**What you are asked to do:**
All of the records listed below should be retyped exactly.

Data excerpts
┌──

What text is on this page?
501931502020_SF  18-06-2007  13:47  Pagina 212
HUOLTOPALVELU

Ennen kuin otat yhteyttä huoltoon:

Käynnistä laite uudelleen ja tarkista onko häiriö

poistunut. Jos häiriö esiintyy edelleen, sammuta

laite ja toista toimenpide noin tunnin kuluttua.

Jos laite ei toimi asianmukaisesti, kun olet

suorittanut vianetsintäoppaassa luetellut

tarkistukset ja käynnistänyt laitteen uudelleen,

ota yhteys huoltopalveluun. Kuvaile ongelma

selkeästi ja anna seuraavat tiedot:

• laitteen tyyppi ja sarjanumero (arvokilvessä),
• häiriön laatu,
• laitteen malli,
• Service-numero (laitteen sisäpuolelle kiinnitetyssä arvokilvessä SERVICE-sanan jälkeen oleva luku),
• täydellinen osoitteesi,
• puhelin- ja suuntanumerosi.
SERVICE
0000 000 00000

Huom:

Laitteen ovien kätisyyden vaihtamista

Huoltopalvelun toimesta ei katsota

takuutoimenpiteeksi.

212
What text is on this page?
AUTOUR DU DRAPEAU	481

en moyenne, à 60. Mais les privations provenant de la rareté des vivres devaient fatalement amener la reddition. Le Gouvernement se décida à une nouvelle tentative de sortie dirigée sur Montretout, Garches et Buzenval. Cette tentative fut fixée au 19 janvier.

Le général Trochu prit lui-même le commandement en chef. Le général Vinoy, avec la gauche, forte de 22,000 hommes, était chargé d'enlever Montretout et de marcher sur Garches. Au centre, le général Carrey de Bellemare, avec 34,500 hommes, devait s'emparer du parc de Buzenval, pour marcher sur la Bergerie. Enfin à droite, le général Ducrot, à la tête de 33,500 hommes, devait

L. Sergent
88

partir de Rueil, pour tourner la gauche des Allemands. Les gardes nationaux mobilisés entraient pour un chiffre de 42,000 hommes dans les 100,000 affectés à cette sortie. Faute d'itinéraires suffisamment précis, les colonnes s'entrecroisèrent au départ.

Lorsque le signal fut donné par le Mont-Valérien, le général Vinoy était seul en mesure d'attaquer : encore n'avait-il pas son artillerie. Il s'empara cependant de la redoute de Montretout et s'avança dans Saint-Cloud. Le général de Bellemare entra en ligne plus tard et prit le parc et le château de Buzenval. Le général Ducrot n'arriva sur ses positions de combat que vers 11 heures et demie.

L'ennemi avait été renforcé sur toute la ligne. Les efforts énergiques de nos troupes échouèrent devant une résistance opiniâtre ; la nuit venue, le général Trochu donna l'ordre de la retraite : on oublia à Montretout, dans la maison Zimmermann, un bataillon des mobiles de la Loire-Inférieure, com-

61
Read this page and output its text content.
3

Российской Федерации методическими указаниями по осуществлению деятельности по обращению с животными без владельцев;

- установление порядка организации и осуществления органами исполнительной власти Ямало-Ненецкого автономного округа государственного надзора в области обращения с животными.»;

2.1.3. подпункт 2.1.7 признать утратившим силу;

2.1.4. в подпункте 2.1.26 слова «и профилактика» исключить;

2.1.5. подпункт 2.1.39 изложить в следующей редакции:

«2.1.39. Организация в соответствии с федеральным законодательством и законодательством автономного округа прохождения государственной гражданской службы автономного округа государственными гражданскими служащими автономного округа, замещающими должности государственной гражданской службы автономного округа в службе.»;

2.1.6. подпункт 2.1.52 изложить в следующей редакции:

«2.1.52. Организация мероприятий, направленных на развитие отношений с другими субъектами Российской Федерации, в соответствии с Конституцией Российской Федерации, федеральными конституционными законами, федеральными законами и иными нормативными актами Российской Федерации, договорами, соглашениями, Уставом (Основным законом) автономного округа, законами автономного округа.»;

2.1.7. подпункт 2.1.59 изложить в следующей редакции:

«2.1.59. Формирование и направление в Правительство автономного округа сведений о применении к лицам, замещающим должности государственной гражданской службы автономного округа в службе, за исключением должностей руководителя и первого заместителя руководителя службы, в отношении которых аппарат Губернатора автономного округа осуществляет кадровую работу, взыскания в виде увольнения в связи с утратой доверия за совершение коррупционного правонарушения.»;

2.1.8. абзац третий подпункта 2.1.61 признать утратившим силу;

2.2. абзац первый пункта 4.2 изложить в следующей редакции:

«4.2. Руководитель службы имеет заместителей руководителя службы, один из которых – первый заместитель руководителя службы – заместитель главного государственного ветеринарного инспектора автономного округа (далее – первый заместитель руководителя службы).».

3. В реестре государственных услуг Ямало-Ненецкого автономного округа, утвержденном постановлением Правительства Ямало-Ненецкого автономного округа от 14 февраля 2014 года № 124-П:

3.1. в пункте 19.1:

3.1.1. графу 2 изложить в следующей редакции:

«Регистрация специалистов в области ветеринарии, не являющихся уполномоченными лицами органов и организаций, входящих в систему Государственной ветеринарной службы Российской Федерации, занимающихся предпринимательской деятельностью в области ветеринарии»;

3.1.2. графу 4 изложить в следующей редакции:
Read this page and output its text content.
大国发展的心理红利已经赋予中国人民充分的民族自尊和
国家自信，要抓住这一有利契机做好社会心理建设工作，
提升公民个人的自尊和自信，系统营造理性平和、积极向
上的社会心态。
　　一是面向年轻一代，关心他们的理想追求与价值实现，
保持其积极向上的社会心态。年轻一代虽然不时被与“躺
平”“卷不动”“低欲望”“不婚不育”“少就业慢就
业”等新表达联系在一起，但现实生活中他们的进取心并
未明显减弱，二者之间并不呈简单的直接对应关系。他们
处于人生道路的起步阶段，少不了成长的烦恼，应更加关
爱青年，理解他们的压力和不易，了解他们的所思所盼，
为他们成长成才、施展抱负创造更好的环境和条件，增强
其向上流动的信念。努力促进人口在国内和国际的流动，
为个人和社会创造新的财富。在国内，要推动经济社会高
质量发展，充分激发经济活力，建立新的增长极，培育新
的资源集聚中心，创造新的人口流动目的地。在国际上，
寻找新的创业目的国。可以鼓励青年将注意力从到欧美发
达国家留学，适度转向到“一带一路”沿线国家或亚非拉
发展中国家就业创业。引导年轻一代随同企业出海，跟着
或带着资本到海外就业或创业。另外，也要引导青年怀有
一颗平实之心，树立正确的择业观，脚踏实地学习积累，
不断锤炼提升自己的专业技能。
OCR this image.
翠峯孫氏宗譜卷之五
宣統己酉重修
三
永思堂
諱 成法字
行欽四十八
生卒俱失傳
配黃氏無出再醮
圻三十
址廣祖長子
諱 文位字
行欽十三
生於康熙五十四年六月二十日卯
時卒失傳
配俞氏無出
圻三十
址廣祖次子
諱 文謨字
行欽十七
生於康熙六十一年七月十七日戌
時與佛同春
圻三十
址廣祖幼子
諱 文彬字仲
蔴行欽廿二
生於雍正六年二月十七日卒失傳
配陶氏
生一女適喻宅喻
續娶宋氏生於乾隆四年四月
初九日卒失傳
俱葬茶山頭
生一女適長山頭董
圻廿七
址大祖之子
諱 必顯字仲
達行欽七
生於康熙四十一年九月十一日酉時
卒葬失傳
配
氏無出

└──

**Output:**
What text is on this page?
501931502020_SF  18-06-2007  13:47  Pagina 212
HUOLTOPALVELU

Ennen kuin otat yhteyttä huoltoon:

Käynnistä laite uudelleen ja tarkista onko häiriö

poistunut. Jos häiriö esiintyy edelleen, sammuta

laite ja toista toimenpide noin tunnin kuluttua.

Jos laite ei toimi asianmukaisesti, kun olet

suorittanut vianetsintäoppaassa luetellut

tarkistukset ja käynnistänyt laitteen uudelleen,

ota yhteys huoltopalveluun. Kuvaile ongelma

selkeästi ja anna seuraavat tiedot:

• laitteen tyyppi ja sarjanumero (arvokilvessä),
• häiriön laatu,
• laitteen malli,
• Service-numero (laitteen sisäpuolelle kiinnitetyssä arvokilvessä SERVICE-sanan jälkeen oleva luku),
• täydellinen osoitteesi,
• puhelin- ja suuntanumerosi.
SERVICE
0000 000 00000

Huom:

Laitteen ovien kätisyyden vaihtamista

Huoltopalvelun toimesta ei katsota

takuutoimenpiteeksi.

212
What text is on this page?
AUTOUR DU DRAPEAU	481

en moyenne, à 60. Mais les privations provenant de la rareté des vivres devaient fatalement amener la reddition. Le Gouvernement se décida à une nouvelle tentative de sortie dirigée sur Montretout, Garches et Buzenval. Cette tentative fut fixée au 19 janvier.

Le général Trochu prit lui-même le commandement en chef. Le général Vinoy, avec la gauche, forte de 22,000 hommes, était chargé d'enlever Montretout et de marcher sur Garches. Au centre, le général Carrey de Bellemare, avec 34,500 hommes, devait s'emparer du parc de Buzenval, pour marcher sur la Bergerie. Enfin à droite, le général Ducrot, à la tête de 33,500 hommes, devait

L. Sergent
88

partir de Rueil, pour tourner la gauche des Allemands. Les gardes nationaux mobilisés entraient pour un chiffre de 42,000 hommes dans les 100,000 affectés à cette sortie. Faute d'itinéraires suffisamment précis, les colonnes s'entrecroisèrent au départ.

Lorsque le signal fut donné par le Mont-Valérien, le général Vinoy était seul en mesure d'attaquer : encore n'avait-il pas son artillerie. Il s'empara cependant de la redoute de Montretout et s'avança dans Saint-Cloud. Le général de Bellemare entra en ligne plus tard et prit le parc et le château de Buzenval. Le général Ducrot n'arriva sur ses positions de combat que vers 11 heures et demie.

L'ennemi avait été renforcé sur toute la ligne. Les efforts énergiques de nos troupes échouèrent devant une résistance opiniâtre ; la nuit venue, le général Trochu donna l'ordre de la retraite : on oublia à Montretout, dans la maison Zimmermann, un bataillon des mobiles de la Loire-Inférieure, com-

61
Read this page and output its text content.
3

Российской Федерации методическими указаниями по осуществлению деятельности по обращению с животными без владельцев;

- установление порядка организации и осуществления органами исполнительной власти Ямало-Ненецкого автономного округа государственного надзора в области обращения с животными.»;

2.1.3. подпункт 2.1.7 признать утратившим силу;

2.1.4. в подпункте 2.1.26 слова «и профилактика» исключить;

2.1.5. подпункт 2.1.39 изложить в следующей редакции:

«2.1.39. Организация в соответствии с федеральным законодательством и законодательством автономного округа прохождения государственной гражданской службы автономного округа государственными гражданскими служащими автономного округа, замещающими должности государственной гражданской службы автономного округа в службе.»;

2.1.6. подпункт 2.1.52 изложить в следующей редакции:

«2.1.52. Организация мероприятий, направленных на развитие отношений с другими субъектами Российской Федерации, в соответствии с Конституцией Российской Федерации, федеральными конституционными законами, федеральными законами и иными нормативными актами Российской Федерации, договорами, соглашениями, Уставом (Основным законом) автономного округа, законами автономного округа.»;

2.1.7. подпункт 2.1.59 изложить в следующей редакции:

«2.1.59. Формирование и направление в Правительство автономного округа сведений о применении к лицам, замещающим должности государственной гражданской службы автономного округа в службе, за исключением должностей руководителя и первого заместителя руководителя службы, в отношении которых аппарат Губернатора автономного округа осуществляет кадровую работу, взыскания в виде увольнения в связи с утратой доверия за совершение коррупционного правонарушения.»;

2.1.8. абзац третий подпункта 2.1.61 признать утратившим силу;

2.2. абзац первый пункта 4.2 изложить в следующей редакции:

«4.2. Руководитель службы имеет заместителей руководителя службы, один из которых – первый заместитель руководителя службы – заместитель главного государственного ветеринарного инспектора автономного округа (далее – первый заместитель руководителя службы).».

3. В реестре государственных услуг Ямало-Ненецкого автономного округа, утвержденном постановлением Правительства Ямало-Ненецкого автономного округа от 14 февраля 2014 года № 124-П:

3.1. в пункте 19.1:

3.1.1. графу 2 изложить в следующей редакции:

«Регистрация специалистов в области ветеринарии, не являющихся уполномоченными лицами органов и организаций, входящих в систему Государственной ветеринарной службы Российской Федерации, занимающихся предпринимательской деятельностью в области ветеринарии»;

3.1.2. графу 4 изложить в следующей редакции:
Read this page and output its text content.
大国发展的心理红利已经赋予中国人民充分的民族自尊和
国家自信，要抓住这一有利契机做好社会心理建设工作，
提升公民个人的自尊和自信，系统营造理性平和、积极向
上的社会心态。
　　一是面向年轻一代，关心他们的理想追求与价值实现，
保持其积极向上的社会心态。年轻一代虽然不时被与“躺
平”“卷不动”“低欲望”“不婚不育”“少就业慢就
业”等新表达联系在一起，但现实生活中他们的进取心并
未明显减弱，二者之间并不呈简单的直接对应关系。他们
处于人生道路的起步阶段，少不了成长的烦恼，应更加关
爱青年，理解他们的压力和不易，了解他们的所思所盼，
为他们成长成才、施展抱负创造更好的环境和条件，增强
其向上流动的信念。努力促进人口在国内和国际的流动，
为个人和社会创造新的财富。在国内，要推动经济社会高
质量发展，充分激发经济活力，建立新的增长极，培育新
的资源集聚中心，创造新的人口流动目的地。在国际上，
寻找新的创业目的国。可以鼓励青年将注意力从到欧美发
达国家留学，适度转向到“一带一路”沿线国家或亚非拉
发展中国家就业创业。引导年轻一代随同企业出海，跟着
或带着资本到海外就业或创业。另外，也要引导青年怀有
一颗平实之心，树立正确的择业观，脚踏实地学习积累，
不断锤炼提升自己的专业技能。
OCR this image.
翠峯孫氏宗譜卷之五
宣統己酉重修
三
永思堂
諱 成法字
行欽四十八
生卒俱失傳
配黃氏無出再醮
圻三十
址廣祖長子
諱 文位字
行欽十三
生於康熙五十四年六月二十日卯
時卒失傳
配俞氏無出
圻三十
址廣祖次子
諱 文謨字
行欽十七
生於康熙六十一年七月十七日戌
時與佛同春
圻三十
址廣祖幼子
諱 文彬字仲
蔴行欽廿二
生於雍正六年二月十七日卒失傳
配陶氏
生一女適喻宅喻
續娶宋氏生於乾隆四年四月
初九日卒失傳
俱葬茶山頭
生一女適長山頭董
圻廿七
址大祖之子
諱 必顯字仲
達行欽七
生於康熙四十一年九月十一日酉時
卒葬失傳
配
氏無出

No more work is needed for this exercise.